[START RECORDS SHOWN]

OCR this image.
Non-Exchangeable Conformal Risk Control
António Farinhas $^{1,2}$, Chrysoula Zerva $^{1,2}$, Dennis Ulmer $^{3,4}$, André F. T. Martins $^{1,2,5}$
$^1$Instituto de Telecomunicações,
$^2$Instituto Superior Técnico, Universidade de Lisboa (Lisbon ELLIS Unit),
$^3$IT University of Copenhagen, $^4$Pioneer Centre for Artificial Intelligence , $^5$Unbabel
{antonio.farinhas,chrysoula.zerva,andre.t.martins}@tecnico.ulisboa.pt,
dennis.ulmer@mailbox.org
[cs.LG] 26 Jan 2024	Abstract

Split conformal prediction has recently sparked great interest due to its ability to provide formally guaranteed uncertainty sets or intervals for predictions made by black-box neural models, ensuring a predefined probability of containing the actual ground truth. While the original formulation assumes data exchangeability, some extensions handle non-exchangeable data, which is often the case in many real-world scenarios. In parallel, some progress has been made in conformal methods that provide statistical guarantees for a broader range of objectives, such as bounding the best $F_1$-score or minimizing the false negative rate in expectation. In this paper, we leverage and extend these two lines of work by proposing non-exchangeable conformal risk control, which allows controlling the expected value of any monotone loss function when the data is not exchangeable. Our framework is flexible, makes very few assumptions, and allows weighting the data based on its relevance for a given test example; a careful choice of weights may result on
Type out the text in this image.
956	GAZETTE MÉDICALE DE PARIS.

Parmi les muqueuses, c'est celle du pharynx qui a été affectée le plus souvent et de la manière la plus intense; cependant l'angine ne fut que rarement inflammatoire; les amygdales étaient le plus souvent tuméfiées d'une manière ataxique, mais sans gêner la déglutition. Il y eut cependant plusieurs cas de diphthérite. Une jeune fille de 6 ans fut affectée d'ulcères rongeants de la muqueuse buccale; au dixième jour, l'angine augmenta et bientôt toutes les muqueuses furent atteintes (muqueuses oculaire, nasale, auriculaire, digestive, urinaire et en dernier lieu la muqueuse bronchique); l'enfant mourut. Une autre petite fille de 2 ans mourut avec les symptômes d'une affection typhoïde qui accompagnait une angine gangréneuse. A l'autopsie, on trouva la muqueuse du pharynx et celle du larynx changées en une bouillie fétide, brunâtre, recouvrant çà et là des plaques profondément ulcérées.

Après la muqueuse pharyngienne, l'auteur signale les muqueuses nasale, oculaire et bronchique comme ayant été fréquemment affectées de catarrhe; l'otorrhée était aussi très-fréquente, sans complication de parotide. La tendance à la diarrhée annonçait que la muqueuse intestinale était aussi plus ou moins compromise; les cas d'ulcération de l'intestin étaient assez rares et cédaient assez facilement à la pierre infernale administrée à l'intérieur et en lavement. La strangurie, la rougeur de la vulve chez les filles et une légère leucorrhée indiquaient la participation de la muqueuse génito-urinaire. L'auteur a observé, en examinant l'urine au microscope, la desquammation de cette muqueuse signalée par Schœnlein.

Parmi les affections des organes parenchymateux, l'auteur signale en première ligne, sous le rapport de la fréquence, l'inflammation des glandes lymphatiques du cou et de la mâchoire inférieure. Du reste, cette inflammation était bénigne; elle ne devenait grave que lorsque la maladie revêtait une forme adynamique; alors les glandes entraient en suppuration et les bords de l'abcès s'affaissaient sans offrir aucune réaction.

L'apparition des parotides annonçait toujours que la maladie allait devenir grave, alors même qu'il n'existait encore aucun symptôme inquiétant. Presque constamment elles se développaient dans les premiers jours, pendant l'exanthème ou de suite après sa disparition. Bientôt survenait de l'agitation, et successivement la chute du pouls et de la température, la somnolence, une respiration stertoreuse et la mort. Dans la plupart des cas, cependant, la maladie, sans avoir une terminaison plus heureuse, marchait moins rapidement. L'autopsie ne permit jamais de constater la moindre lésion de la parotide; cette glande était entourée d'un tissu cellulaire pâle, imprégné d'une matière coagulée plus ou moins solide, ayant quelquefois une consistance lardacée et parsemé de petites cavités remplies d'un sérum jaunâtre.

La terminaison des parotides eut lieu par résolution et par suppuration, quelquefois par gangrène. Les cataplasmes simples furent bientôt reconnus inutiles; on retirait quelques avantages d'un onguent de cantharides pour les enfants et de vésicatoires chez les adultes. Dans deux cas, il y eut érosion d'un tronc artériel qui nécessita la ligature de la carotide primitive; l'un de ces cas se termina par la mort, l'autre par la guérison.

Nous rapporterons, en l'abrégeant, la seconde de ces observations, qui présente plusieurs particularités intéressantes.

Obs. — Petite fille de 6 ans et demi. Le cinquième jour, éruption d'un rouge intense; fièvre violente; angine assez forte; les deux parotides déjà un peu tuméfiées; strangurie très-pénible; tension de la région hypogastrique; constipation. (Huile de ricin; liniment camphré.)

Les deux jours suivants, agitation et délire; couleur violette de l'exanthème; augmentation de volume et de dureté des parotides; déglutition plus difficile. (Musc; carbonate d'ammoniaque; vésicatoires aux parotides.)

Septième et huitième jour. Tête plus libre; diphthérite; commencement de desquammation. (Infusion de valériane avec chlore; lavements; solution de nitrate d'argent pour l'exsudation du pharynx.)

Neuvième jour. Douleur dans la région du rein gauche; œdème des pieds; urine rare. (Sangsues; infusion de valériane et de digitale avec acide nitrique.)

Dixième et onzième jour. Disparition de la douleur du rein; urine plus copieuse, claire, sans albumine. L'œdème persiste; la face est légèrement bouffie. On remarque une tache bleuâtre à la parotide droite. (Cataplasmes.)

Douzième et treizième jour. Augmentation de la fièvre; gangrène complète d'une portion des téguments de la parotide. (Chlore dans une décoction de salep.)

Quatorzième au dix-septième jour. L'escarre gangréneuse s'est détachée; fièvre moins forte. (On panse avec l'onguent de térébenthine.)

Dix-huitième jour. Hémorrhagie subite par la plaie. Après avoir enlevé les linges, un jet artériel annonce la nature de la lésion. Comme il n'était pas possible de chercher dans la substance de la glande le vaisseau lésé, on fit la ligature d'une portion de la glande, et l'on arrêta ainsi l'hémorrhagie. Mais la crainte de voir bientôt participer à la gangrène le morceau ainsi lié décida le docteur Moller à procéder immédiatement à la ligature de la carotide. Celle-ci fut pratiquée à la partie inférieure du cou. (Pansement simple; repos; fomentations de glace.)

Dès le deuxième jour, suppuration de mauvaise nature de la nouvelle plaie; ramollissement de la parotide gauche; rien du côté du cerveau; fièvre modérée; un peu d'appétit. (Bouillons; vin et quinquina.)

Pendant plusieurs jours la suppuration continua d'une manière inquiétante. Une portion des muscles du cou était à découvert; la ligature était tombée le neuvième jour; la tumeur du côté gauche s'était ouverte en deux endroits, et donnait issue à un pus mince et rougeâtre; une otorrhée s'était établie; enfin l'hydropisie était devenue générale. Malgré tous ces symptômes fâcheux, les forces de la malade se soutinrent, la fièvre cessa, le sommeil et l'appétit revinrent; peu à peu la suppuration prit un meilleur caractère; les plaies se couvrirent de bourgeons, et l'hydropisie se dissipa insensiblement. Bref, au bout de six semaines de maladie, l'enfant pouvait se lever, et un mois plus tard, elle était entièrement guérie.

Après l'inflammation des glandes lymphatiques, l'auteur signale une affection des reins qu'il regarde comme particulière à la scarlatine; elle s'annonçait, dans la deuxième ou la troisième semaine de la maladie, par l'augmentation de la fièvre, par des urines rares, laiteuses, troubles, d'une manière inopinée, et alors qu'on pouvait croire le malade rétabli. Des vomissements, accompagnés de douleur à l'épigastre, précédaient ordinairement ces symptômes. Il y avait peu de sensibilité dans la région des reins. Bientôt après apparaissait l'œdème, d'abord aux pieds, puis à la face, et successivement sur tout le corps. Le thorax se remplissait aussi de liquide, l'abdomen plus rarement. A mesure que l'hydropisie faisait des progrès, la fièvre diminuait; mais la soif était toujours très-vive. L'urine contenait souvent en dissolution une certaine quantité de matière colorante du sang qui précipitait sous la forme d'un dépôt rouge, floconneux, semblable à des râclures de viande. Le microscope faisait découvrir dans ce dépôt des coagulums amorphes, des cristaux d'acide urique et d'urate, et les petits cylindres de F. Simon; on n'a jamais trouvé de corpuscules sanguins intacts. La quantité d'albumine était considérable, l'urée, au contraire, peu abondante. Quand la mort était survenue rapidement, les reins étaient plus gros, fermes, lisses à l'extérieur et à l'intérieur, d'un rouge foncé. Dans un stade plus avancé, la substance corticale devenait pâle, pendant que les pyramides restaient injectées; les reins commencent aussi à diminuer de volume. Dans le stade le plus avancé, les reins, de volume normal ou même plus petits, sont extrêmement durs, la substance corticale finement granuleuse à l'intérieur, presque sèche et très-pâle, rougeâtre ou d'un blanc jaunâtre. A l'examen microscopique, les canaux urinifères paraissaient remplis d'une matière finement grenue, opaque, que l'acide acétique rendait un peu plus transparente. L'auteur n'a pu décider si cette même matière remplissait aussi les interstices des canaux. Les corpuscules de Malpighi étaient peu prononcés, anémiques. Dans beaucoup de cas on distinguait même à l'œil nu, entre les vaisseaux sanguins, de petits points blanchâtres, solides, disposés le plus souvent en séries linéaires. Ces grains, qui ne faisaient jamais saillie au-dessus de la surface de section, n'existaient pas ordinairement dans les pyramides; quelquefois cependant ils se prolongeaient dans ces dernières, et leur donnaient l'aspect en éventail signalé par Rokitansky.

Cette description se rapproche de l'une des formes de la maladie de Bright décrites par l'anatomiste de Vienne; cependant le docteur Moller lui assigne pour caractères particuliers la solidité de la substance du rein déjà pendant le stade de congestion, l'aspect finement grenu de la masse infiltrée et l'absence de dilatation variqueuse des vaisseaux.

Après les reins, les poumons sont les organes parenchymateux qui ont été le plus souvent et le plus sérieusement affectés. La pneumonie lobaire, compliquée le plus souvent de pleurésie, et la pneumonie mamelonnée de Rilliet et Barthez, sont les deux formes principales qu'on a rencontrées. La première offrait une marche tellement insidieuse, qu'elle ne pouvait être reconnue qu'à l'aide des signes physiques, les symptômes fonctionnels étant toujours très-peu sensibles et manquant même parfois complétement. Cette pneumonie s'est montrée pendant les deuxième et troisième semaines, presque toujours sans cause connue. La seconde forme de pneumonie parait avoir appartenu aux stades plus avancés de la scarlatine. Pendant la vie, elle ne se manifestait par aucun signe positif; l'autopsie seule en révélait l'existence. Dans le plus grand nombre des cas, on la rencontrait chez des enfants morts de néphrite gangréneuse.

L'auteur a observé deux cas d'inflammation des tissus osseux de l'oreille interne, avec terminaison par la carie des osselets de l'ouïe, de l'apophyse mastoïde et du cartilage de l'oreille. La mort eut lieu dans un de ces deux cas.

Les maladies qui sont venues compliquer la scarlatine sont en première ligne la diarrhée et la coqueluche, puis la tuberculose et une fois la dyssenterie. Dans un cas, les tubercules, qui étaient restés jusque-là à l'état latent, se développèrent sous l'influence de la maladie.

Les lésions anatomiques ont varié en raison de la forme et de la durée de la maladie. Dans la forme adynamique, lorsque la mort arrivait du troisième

[END RECORDS SHOWN]

§ TASK DESCRIPTION
Track down every line with the word "forte" and copy it.

§ THE SOLUTION
Obs. — Petite fille de 6 ans et demi. Le cinquième jour, éruption d'un rouge intense; fièvre violente; angine assez forte; les deux parotides déjà un peu tuméfiées; strangurie très-pénible; tension de la région hypogastrique; constipation. (Huile de ricin; liniment camphré.)
Quatorzième au dix-septième jour. L'escarre gangréneuse s'est détachée; fièvre moins forte. (On panse avec l'onguent de térébenthine.)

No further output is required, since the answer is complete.